--- start of Data entries ---

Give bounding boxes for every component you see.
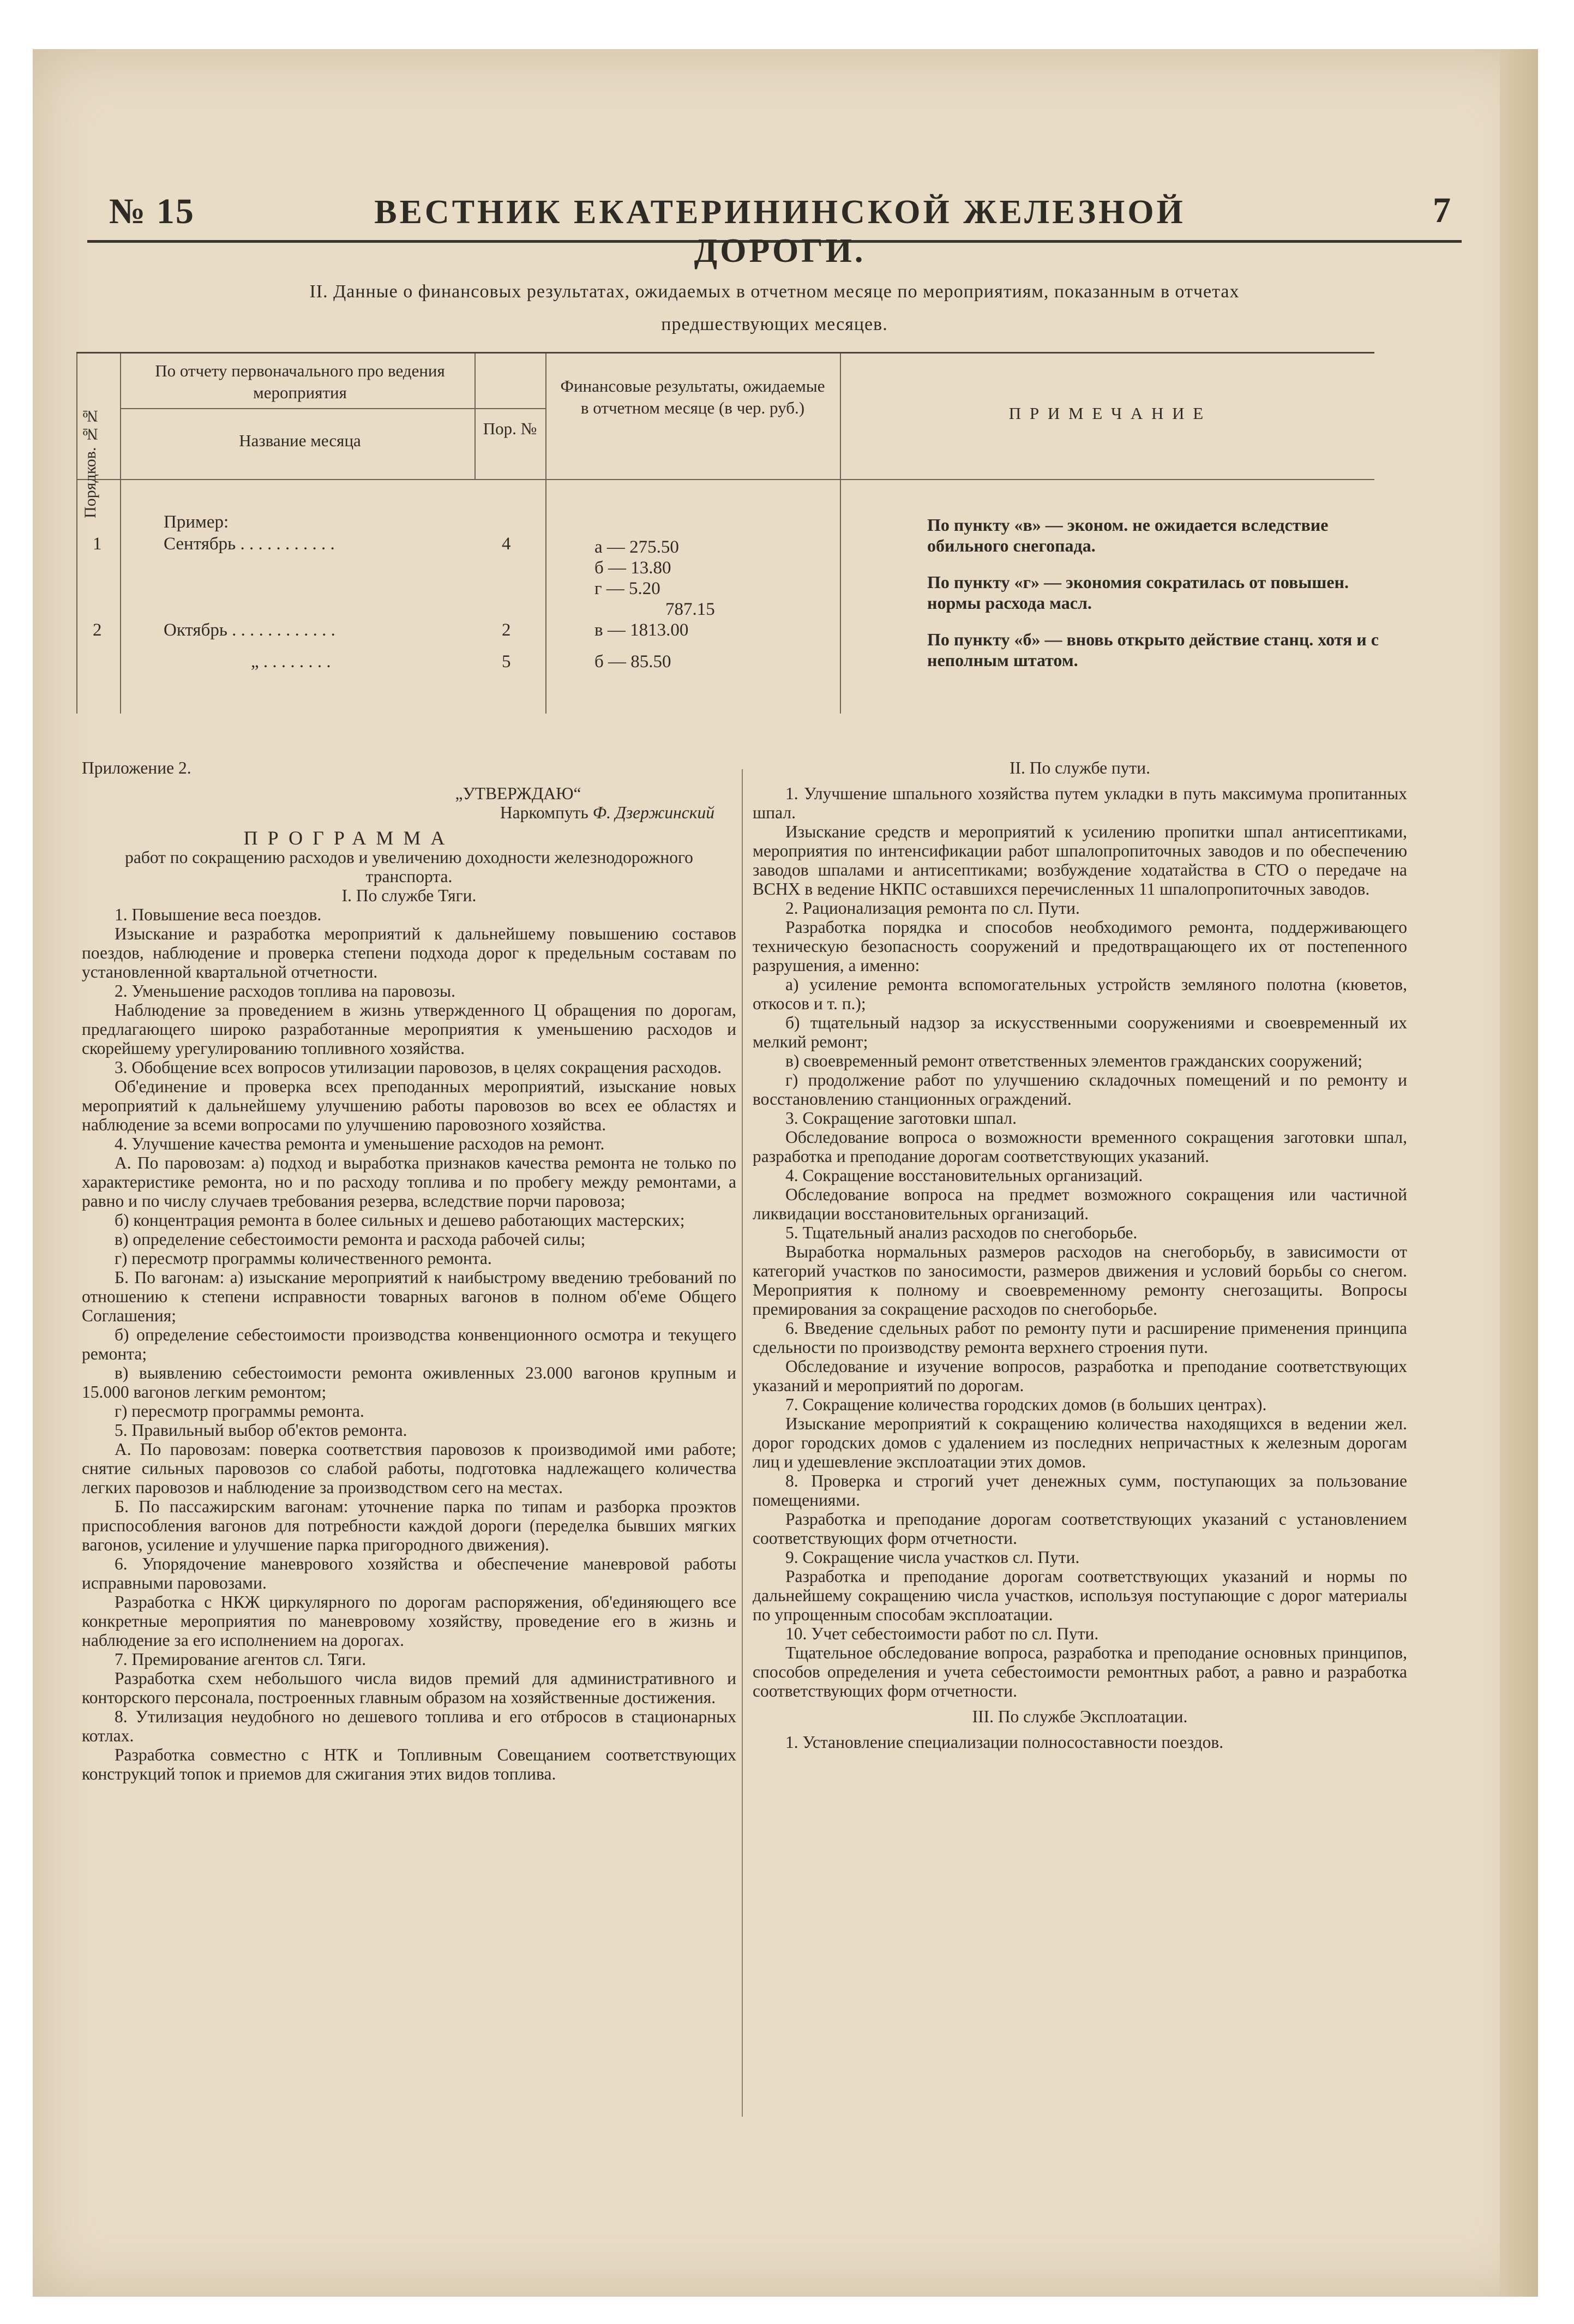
approval-heading: „УТВЕРЖДАЮ“ [455, 784, 581, 803]
row-num: 5 [502, 652, 511, 672]
body-paragraph: 3. Обобщение всех вопросов утилизации паровозов, в целях сокращения расходов. [115, 1058, 722, 1077]
body-paragraph: А. По паровозам: поверка соответствия паровозов к производимой ими работе; снятие сильных паровозов со слабой работы, подготовка надлежащего количества легких паровозов и наблюдение за производством сего на местах. [82, 1440, 736, 1497]
row-order: 2 [93, 620, 102, 640]
body-paragraph: Разработка и преподание дорогам соответствующих указаний и нормы по дальнейшему сокращению числа участков, используя поступающие с дорог материалы по упрощенным способам эксплоатации. [753, 1567, 1407, 1624]
body-paragraph: 8. Проверка и строгий учет денежных сумм, поступающих за пользование помещениями. [753, 1471, 1407, 1510]
body-paragraph: 8. Утилизация неудобного но дешевого топлива и его отбросов в стационарных котлах. [82, 1707, 736, 1745]
row-month: Октябрь . . . . . . . . . . . . [164, 620, 335, 640]
body-paragraph: Разработка порядка и способов необходимого ремонта, поддерживающего техническую безопасность сооружений и предотвращающего их от постепенного разрушения, а именно: [753, 918, 1407, 975]
left-paragraphs [82, 905, 736, 1783]
row-num: 4 [502, 534, 511, 554]
example-label: Пример: [164, 512, 229, 532]
body-paragraph: Об'единение и проверка всех преподанных мероприятий, изыскание новых мероприятий к дальнейшему улучшению работы паровозов во всех ее областях и наблюдение за всеми вопросами по улучшению паровозного хозяйства. [82, 1077, 736, 1134]
row-result: б — 13.80 [594, 558, 671, 578]
body-paragraph: 4. Улучшение качества ремонта и уменьшение расходов на ремонт. [115, 1134, 605, 1153]
body-paragraph: б) тщательный надзор за искусственными сооружениями и своевременный их мелкий ремонт; [753, 1013, 1407, 1051]
signature-role: Наркомпуть [500, 803, 588, 822]
body-paragraph: Изыскание и разработка мероприятий к дальнейшему повышению составов поездов, наблюдение и проверка степени подхода дорог к предельным составам по установленной квартальной отчетности. [82, 924, 736, 981]
row-month: Сентябрь . . . . . . . . . . . [164, 534, 335, 554]
table-rule [120, 354, 121, 714]
table-rule [840, 354, 841, 714]
left-column [82, 758, 736, 1783]
body-paragraph: г) продолжение работ по улучшению складочных помещений и по ремонту и восстановлению станционных ограждений. [753, 1070, 1407, 1109]
body-paragraph: 2. Рационализация ремонта по сл. Пути. [785, 899, 1080, 918]
right-column [753, 758, 1407, 1752]
body-paragraph: Изыскание средств и мероприятий к усилению пропитки шпал антисептиками, мероприятия по интенсификации работ шпалопропиточных заводов и по обеспечению заводов шпалами и антисептиками; возбуждение ходатайства в СТО о передаче на ВСНХ в ведение НКПС оставшихся перечисленных 11 шпалопропиточных заводов. [753, 822, 1407, 899]
right-paragraphs [753, 784, 1407, 1700]
body-paragraph: Выработка нормальных размеров расходов на снегоборьбу, в зависимости от категорий участков по заносимости, размеров движения и условий борьбы со снегом. Мероприятия к полному и своевременному ремонту снегозащиты. Вопросы премирования за сокращение расходов по снегоборьбе. [753, 1242, 1407, 1319]
col-header-note: П Р И М Е Ч А Н И Е [1008, 404, 1206, 423]
body-paragraph: 2. Уменьшение расходов топлива на паровозы. [115, 981, 455, 1001]
issue-number: № 15 [109, 191, 195, 231]
row-result: б — 85.50 [594, 652, 671, 672]
table-rule [76, 354, 77, 714]
spacer [82, 777, 736, 784]
body-paragraph: Обследование и изучение вопросов, разработка и преподание соответствующих указаний и мероприятий по дорогам. [753, 1357, 1407, 1395]
row-result-total: 787.15 [665, 600, 715, 619]
spacer [753, 777, 1407, 784]
col-header-report: По отчету первоначального про ведения мероприятия [155, 361, 445, 402]
row-result: г — 5.20 [594, 579, 660, 598]
body-paragraph: 6. Введение сдельных работ по ремонту пути и расширение применения принципа сдельности по производству ремонта верхнего строения пути. [753, 1319, 1407, 1357]
body-paragraph: Наблюдение за проведением в жизнь утвержденного Ц обращения по дорогам, предлагающего широко разработанные мероприятия к уменьшению расходов и скорейшему урегулированию топливного хозяйства. [82, 1001, 736, 1058]
row-order: 1 [93, 534, 102, 554]
body-paragraph: Обследование вопроса о возможности временного сокращения заготовки шпал, разработка и преподание дорогам соответствующих указаний. [753, 1128, 1407, 1166]
program-title: ПРОГРАММА [243, 827, 455, 849]
body-paragraph: Изыскание мероприятий к сокращению количества находящихся в ведении жел. дорог городских домов с удалением из последних непричастных к железным дорогам лиц и удешевление эксплоатации этих домов. [753, 1414, 1407, 1471]
body-paragraph: 5. Правильный выбор об'ектов ремонта. [115, 1421, 407, 1440]
body-paragraph: Обследование вопроса на предмет возможного сокращения или частичной ликвидации восстановительных организаций. [753, 1185, 1407, 1223]
table-title-line-1: II. Данные о финансовых результатах, ожидаемых в отчетном месяце по мероприятиям, показанным в отчетах [309, 281, 1240, 302]
table-note: По пункту «в» — эконом. не ожидается вследствие обильного снегопада. [927, 515, 1329, 555]
section-heading-2: II. По службе пути. [1009, 758, 1151, 777]
body-paragraph: 5. Тщательный анализ расходов по снегоборьбе. [785, 1223, 1138, 1242]
body-paragraph: Разработка совместно с НТК и Топливным Совещанием соответствующих конструкций топок и приемов для сжигания этих видов топлива. [82, 1745, 736, 1783]
body-paragraph: Разработка с НКЖ циркулярного по дорогам распоряжения, об'единяющего все конкретные мероприятия по маневровому хозяйству, проведение его в жизнь и наблюдение за его исполнением на дорогах. [82, 1592, 736, 1650]
table-note: По пункту «г» — экономия сократилась от повышен. нормы расхода масл. [927, 572, 1349, 613]
body-paragraph: в) выявлению себестоимости ремонта оживленных 23.000 вагонов крупным и 15.000 вагонов легким ремонтом; [82, 1363, 736, 1401]
body-paragraph: б) определение себестоимости производства конвенционного осмотра и текущего ремонта; [82, 1325, 736, 1363]
spacer [753, 1726, 1407, 1733]
table-rule [76, 479, 1374, 480]
newspaper-title: ВЕСТНИК ЕКАТЕРИНИНСКОЙ ЖЕЛЕЗНОЙ ДОРОГИ. [374, 194, 1186, 269]
table-title [93, 275, 1456, 341]
row-num: 2 [502, 620, 511, 640]
section-heading-1: I. По службе Тяги. [341, 886, 477, 905]
body-paragraph: б) концентрация ремонта в более сильных и дешево работающих мастерских; [115, 1211, 685, 1230]
body-paragraph: 4. Сокращение восстановительных организаций. [785, 1166, 1143, 1185]
body-paragraph: Разработка схем небольшого числа видов премий для административного и конторского персонала, построенных главным образом на хозяйственные достижения. [82, 1669, 736, 1707]
body-paragraph: Тщательное обследование вопроса, разработка и преподание основных принципов, способов определения и учета себестоимости ремонтных работ, а равно и разработка соответствующих форм отчетности. [753, 1643, 1407, 1700]
table-rule [120, 408, 545, 409]
row-result: в — 1813.00 [594, 620, 689, 640]
spacer [753, 1700, 1407, 1707]
body-paragraph: 1. Установление специализации полносоставности поездов. [785, 1733, 1224, 1752]
col-header-results: Финансовые результаты, ожидаемые в отчетном месяце (в чер. руб.) [560, 376, 825, 417]
body-paragraph: 1. Повышение веса поездов. [115, 905, 322, 924]
row-month: „ . . . . . . . . [251, 652, 331, 672]
body-paragraph: 7. Сокращение количества городских домов (в больших центрах). [785, 1395, 1267, 1414]
body-paragraph: А. По паровозам: а) подход и выработка признаков качества ремонта не только по характеристике ремонта, но и по расходу топлива и по пробегу между ремонтами, а равно и по числу случаев требования резерва, вследствие порчи паровоза; [82, 1153, 736, 1211]
body-paragraph: 7. Премирование агентов сл. Тяги. [115, 1650, 367, 1669]
signature-name: Ф. Дзержинский [592, 803, 714, 822]
body-paragraph: г) пересмотр программы ремонта. [115, 1401, 364, 1421]
body-paragraph: 1. Улучшение шпального хозяйства путем укладки в путь максимума пропитанных шпал. [753, 784, 1407, 822]
col-header-order: Порядков. №№ [81, 407, 99, 518]
body-paragraph: 3. Сокращение заготовки шпал. [785, 1109, 1017, 1128]
program-subtitle: работ по сокращению расходов и увеличению доходности железнодорожного транспорта. [125, 848, 693, 886]
table-rule [545, 354, 546, 714]
masthead [87, 175, 1462, 269]
body-paragraph: Б. По вагонам: а) изыскание мероприятий к наибыстрому введению требований по отношению к степени исправности товарных вагонов в полном об'еме Общего Соглашения; [82, 1268, 736, 1325]
body-paragraph: 10. Учет себестоимости работ по сл. Пути. [785, 1624, 1099, 1643]
body-paragraph: в) своевременный ремонт ответственных элементов гражданских сооружений; [785, 1051, 1363, 1070]
table-title-line-2: предшествующих месяцев. [661, 314, 888, 334]
column-divider [742, 769, 743, 2117]
body-paragraph: 9. Сокращение числа участков сл. Пути. [785, 1548, 1080, 1567]
appendix-label: Приложение 2. [82, 758, 191, 777]
col-header-month: Название месяца [239, 431, 361, 450]
page-number: 7 [1433, 190, 1451, 230]
row-result: а — 275.50 [594, 537, 679, 557]
financial-results-table [76, 352, 1379, 714]
body-paragraph: в) определение себестоимости ремонта и расхода рабочей силы; [115, 1230, 586, 1249]
table-note: По пункту «б» — вновь открыто действие станц. хотя и с неполным штатом. [927, 630, 1379, 670]
newspaper-page [33, 49, 1538, 2297]
col-header-num: Пор. № [483, 419, 537, 438]
table-rule [474, 354, 476, 479]
section-heading-3: III. По службе Эксплоатации. [972, 1707, 1188, 1726]
body-paragraph: 6. Упорядочение маневрового хозяйства и обеспечение маневровой работы исправными паровозами. [82, 1554, 736, 1592]
body-paragraph: Разработка и преподание дорогам соответствующих указаний с установлением соответствующих форм отчетности. [753, 1510, 1407, 1548]
page-fold-edge [1500, 49, 1538, 2297]
body-paragraph: а) усиление ремонта вспомогательных устройств земляного полотна (кюветов, откосов и т. п.); [753, 975, 1407, 1013]
body-paragraph: г) пересмотр программы количественного ремонта. [115, 1249, 492, 1268]
approval-signature [82, 803, 736, 822]
body-paragraph: Б. По пассажирским вагонам: уточнение парка по типам и разборка проэктов приспособления вагонов для потребности каждой дороги (переделка бывших мягких вагонов, усиление и улучшение парка пригородного движения). [82, 1497, 736, 1554]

--- end of Data entries ---

## Requirement
Please rewrite the lines that begin at the one containing "784, 581, 803]" and end after the one containing "body-paragraph: 3. Обобщение", substituting "затрат" for "расходов" and leaving everything else unchanged.

## Written reply
approval-heading: „УТВЕРЖДАЮ“ [455, 784, 581, 803]
row-num: 5 [502, 652, 511, 672]
body-paragraph: 3. Обобщение всех вопросов утилизации паровозов, в целях сокращения затрат. [115, 1058, 722, 1077]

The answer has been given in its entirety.